■ TASK PROMPT: Transcribe the listing word for word.

■ LISTED RECORDS:
◆ ◆ ◆ ◆ ◆

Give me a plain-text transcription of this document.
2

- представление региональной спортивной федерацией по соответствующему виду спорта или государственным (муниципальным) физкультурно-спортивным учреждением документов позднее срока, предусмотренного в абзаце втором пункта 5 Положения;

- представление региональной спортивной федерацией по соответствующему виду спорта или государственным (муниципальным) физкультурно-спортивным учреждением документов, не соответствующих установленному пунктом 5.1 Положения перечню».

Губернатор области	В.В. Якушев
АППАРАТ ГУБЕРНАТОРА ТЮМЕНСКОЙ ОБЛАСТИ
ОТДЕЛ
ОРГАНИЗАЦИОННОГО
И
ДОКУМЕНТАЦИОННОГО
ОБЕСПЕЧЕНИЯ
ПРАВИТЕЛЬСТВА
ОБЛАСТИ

◆ ◆ ◆ ◆ ◆

■ TASK RESULT:
Give me a plain-text transcription of this document.
2

- представление региональной спортивной федерацией по соответствующему виду спорта или государственным (муниципальным) физкультурно-спортивным учреждением документов позднее срока, предусмотренного в абзаце втором пункта 5 Положения;

- представление региональной спортивной федерацией по соответствующему виду спорта или государственным (муниципальным) физкультурно-спортивным учреждением документов, не соответствующих установленному пунктом 5.1 Положения перечню».

Губернатор области	В.В. Якушев
АППАРАТ ГУБЕРНАТОРА ТЮМЕНСКОЙ ОБЛАСТИ
ОТДЕЛ
ОРГАНИЗАЦИОННОГО
И
ДОКУМЕНТАЦИОННОГО
ОБЕСПЕЧЕНИЯ
ПРАВИТЕЛЬСТВА
ОБЛАСТИ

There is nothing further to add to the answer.